Goal
Starting at the line with "Enumerate this screenshot's", transcribe each line through the final one, both included, and add nothing.

Stored data:
%%
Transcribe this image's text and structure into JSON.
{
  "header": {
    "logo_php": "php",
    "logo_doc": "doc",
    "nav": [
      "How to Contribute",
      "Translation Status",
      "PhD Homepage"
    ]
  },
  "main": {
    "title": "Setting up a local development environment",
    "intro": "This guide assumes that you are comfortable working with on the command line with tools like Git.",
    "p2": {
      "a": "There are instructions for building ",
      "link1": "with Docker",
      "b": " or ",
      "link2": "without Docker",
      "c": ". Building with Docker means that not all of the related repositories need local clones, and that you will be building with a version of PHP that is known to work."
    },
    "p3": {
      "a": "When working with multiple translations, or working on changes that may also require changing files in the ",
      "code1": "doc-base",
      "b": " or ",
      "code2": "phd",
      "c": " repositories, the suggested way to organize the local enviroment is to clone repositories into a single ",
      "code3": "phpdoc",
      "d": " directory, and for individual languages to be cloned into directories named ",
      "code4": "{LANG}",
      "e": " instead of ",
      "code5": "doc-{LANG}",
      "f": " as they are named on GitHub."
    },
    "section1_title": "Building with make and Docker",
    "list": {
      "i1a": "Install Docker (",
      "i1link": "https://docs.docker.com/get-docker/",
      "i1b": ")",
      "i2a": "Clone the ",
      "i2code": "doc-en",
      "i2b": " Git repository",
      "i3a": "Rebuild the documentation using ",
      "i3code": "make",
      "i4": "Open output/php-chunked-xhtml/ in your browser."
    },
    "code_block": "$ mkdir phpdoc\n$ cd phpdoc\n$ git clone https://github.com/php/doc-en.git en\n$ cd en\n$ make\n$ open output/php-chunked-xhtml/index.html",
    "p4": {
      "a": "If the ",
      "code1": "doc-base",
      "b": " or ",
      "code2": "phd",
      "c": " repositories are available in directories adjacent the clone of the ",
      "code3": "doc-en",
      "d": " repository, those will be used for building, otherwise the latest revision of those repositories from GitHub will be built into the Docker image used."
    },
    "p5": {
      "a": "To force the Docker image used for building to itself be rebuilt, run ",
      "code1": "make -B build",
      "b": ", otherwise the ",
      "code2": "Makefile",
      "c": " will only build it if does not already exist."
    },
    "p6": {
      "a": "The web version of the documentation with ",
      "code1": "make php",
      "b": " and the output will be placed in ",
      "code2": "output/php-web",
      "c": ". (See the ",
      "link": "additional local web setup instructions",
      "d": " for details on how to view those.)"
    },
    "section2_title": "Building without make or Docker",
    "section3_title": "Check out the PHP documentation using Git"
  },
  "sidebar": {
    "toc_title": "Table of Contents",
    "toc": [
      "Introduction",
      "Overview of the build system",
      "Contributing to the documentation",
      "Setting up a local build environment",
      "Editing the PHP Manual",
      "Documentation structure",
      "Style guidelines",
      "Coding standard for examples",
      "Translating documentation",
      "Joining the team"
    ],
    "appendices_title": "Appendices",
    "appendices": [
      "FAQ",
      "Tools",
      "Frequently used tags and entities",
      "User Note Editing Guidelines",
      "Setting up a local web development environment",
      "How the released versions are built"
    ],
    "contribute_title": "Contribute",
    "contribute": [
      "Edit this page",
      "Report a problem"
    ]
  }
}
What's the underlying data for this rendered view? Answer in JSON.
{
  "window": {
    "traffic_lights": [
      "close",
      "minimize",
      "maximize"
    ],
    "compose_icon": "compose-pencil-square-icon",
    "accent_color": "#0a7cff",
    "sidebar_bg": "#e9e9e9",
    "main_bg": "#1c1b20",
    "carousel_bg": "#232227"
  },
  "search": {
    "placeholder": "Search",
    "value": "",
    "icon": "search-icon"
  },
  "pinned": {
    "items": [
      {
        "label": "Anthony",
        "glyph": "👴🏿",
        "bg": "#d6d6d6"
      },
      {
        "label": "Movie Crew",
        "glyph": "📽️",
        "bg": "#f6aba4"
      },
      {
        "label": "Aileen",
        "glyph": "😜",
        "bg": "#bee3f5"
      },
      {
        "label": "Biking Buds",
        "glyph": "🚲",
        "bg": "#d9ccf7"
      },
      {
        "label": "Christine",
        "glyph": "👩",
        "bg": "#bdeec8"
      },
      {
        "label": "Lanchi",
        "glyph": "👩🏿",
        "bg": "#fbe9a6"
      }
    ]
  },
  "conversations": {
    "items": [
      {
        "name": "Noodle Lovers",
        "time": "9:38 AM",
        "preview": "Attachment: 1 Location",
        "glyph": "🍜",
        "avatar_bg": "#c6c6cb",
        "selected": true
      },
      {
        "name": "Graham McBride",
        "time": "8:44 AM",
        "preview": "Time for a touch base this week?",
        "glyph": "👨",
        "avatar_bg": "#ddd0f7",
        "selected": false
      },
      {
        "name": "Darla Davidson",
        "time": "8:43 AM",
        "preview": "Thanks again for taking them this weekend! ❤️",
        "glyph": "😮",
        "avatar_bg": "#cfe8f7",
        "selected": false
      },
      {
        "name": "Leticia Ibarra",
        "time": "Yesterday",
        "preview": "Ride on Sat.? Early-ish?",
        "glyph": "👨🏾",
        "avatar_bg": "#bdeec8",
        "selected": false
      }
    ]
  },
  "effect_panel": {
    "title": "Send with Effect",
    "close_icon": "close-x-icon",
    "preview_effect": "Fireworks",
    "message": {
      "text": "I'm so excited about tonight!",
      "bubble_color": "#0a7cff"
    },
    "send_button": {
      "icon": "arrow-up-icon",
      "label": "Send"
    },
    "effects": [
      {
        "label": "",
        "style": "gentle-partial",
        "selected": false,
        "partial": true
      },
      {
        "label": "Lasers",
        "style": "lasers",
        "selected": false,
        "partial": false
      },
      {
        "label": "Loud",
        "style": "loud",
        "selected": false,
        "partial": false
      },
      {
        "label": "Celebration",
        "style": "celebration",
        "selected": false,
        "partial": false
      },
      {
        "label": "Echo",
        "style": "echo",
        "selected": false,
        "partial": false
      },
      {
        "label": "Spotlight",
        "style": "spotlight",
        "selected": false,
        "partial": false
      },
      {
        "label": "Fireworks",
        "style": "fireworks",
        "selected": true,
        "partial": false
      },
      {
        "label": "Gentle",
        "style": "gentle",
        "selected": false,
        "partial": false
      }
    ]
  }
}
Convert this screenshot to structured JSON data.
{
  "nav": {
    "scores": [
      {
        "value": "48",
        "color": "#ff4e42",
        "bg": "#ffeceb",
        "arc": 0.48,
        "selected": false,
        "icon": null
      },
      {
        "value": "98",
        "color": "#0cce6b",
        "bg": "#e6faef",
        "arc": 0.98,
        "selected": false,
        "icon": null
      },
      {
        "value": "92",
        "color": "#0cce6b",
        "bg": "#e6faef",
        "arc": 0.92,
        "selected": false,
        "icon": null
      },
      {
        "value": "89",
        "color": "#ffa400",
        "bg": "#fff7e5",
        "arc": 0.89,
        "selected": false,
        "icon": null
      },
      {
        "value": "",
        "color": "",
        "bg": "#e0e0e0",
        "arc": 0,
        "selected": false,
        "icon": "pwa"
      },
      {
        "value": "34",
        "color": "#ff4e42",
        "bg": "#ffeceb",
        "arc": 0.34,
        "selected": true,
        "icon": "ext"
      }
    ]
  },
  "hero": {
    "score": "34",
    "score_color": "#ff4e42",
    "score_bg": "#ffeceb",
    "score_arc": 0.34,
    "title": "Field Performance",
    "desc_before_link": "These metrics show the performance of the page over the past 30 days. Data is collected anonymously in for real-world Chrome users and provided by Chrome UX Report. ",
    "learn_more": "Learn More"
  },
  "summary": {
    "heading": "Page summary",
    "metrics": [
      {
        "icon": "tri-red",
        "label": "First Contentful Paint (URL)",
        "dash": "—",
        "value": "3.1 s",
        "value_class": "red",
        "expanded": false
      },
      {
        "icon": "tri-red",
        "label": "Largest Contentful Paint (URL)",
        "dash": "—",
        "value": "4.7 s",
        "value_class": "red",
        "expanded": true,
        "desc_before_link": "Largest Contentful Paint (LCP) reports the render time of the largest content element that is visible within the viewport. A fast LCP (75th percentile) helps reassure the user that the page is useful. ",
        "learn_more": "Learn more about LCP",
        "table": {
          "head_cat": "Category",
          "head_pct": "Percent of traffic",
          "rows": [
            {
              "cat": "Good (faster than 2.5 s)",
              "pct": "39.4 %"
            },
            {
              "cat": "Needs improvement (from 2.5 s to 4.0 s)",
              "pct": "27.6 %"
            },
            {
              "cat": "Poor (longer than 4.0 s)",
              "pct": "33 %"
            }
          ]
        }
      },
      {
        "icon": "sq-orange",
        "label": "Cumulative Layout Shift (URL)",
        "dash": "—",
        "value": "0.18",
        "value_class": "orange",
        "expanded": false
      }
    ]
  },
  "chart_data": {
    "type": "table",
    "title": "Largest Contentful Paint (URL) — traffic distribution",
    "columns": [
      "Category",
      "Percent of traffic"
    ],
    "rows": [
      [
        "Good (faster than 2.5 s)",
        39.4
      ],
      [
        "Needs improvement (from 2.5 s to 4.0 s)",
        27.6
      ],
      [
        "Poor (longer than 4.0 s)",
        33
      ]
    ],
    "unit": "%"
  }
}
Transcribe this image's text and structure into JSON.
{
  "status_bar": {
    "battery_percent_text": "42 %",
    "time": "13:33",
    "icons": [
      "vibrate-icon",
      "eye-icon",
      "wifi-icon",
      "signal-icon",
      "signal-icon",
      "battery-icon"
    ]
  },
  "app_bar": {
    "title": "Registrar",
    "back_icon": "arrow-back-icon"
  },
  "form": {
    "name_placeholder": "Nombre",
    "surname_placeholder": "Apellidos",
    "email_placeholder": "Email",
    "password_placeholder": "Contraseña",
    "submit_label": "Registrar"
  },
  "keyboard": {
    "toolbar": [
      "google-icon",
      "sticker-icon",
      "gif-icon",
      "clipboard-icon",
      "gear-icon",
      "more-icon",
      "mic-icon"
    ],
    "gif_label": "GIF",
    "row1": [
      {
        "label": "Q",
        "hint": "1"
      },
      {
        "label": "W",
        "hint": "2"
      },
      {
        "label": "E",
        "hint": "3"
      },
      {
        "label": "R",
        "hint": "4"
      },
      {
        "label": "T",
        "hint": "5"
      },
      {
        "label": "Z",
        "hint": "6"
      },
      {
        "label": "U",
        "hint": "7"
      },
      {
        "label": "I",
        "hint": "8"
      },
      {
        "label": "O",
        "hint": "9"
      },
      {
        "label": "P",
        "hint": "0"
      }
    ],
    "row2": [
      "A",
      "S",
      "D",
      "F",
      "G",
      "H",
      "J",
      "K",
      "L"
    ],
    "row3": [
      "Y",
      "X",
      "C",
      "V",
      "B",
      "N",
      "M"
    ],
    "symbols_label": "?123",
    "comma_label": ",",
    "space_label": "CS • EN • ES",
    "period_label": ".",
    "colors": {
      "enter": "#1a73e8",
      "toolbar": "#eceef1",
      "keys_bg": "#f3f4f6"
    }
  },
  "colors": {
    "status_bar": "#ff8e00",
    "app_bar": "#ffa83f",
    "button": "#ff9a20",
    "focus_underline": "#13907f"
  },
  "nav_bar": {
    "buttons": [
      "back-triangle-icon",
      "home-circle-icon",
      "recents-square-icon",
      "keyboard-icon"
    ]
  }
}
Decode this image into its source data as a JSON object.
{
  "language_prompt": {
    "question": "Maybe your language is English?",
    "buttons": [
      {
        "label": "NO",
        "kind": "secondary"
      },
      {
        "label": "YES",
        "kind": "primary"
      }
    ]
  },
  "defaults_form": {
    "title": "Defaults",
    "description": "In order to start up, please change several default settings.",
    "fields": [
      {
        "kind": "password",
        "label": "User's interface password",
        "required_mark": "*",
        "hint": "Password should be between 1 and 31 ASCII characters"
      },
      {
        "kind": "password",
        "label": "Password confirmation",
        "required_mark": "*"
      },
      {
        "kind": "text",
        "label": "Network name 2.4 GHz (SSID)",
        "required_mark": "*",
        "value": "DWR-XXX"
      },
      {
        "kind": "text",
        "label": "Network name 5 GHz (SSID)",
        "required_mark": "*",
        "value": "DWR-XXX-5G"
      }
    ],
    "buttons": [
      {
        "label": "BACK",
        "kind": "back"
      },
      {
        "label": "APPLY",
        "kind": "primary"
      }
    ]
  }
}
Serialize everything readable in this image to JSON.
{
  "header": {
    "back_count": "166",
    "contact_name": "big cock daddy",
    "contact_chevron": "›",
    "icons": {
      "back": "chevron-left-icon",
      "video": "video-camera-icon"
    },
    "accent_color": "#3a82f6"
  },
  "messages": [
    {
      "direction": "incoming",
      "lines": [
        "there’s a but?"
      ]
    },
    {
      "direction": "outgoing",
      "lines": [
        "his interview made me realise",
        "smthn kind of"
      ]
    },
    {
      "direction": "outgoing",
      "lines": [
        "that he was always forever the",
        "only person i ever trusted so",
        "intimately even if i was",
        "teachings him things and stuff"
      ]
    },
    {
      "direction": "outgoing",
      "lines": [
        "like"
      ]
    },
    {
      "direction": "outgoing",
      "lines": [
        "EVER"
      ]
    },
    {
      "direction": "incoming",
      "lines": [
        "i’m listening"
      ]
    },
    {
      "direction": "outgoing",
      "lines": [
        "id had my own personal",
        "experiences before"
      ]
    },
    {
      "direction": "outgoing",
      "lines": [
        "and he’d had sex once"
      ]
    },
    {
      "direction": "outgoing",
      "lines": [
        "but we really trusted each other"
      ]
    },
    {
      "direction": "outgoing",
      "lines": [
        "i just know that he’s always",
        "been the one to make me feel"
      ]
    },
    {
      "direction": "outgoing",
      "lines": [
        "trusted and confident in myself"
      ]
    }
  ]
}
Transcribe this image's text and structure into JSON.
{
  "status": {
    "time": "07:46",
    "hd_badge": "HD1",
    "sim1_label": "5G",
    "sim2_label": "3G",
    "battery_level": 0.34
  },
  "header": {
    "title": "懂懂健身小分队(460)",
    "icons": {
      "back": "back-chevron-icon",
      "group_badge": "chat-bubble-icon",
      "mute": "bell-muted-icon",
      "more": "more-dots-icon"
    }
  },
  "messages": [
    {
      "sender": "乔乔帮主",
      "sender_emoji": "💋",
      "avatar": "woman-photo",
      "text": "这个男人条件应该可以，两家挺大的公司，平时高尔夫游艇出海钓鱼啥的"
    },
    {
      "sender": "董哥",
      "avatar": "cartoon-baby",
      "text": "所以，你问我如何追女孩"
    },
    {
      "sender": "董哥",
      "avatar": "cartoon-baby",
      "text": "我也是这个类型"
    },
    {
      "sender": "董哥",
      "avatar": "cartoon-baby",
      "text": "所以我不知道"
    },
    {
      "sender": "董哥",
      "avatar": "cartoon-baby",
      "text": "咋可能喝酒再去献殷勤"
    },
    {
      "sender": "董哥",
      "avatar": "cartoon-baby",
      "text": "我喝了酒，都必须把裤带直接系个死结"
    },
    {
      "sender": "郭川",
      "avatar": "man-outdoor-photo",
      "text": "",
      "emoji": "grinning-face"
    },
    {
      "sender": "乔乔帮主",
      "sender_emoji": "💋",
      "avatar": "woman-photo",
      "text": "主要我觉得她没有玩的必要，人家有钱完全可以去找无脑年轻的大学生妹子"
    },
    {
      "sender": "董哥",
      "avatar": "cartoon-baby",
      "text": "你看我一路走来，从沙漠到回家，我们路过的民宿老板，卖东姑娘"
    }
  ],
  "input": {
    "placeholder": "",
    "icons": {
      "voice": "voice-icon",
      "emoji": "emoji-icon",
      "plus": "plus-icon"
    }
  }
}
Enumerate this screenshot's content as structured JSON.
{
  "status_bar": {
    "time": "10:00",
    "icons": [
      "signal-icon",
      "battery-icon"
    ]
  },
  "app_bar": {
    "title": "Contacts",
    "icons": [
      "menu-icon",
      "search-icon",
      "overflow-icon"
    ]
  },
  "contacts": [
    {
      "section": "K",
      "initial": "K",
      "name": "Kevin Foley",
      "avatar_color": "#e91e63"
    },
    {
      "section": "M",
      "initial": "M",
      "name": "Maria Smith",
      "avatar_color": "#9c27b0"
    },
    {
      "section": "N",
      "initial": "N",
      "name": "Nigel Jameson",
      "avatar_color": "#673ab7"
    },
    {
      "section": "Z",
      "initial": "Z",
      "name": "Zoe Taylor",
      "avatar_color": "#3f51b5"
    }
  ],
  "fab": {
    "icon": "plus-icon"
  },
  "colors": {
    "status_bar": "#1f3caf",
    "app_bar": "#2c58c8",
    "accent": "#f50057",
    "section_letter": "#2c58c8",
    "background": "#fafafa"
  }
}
%%
The result
Enumerate this screenshot's content as structured JSON.
{
  "status_bar": {
    "time": "10:00",
    "icons": [
      "signal-icon",
      "battery-icon"
    ]
  },
  "app_bar": {
    "title": "Contacts",
    "icons": [
      "menu-icon",
      "search-icon",
      "overflow-icon"
    ]
  },
  "contacts": [
    {
      "section": "K",
      "initial": "K",
      "name": "Kevin Foley",
      "avatar_color": "#e91e63"
    },
    {
      "section": "M",
      "initial": "M",
      "name": "Maria Smith",
      "avatar_color": "#9c27b0"
    },
    {
      "section": "N",
      "initial": "N",
      "name": "Nigel Jameson",
      "avatar_color": "#673ab7"
    },
    {
      "section": "Z",
      "initial": "Z",
      "name": "Zoe Taylor",
      "avatar_color": "#3f51b5"
    }
  ],
  "fab": {
    "icon": "plus-icon"
  },
  "colors": {
    "status_bar": "#1f3caf",
    "app_bar": "#2c58c8",
    "accent": "#f50057",
    "section_letter": "#2c58c8",
    "background": "#fafafa"
  }
}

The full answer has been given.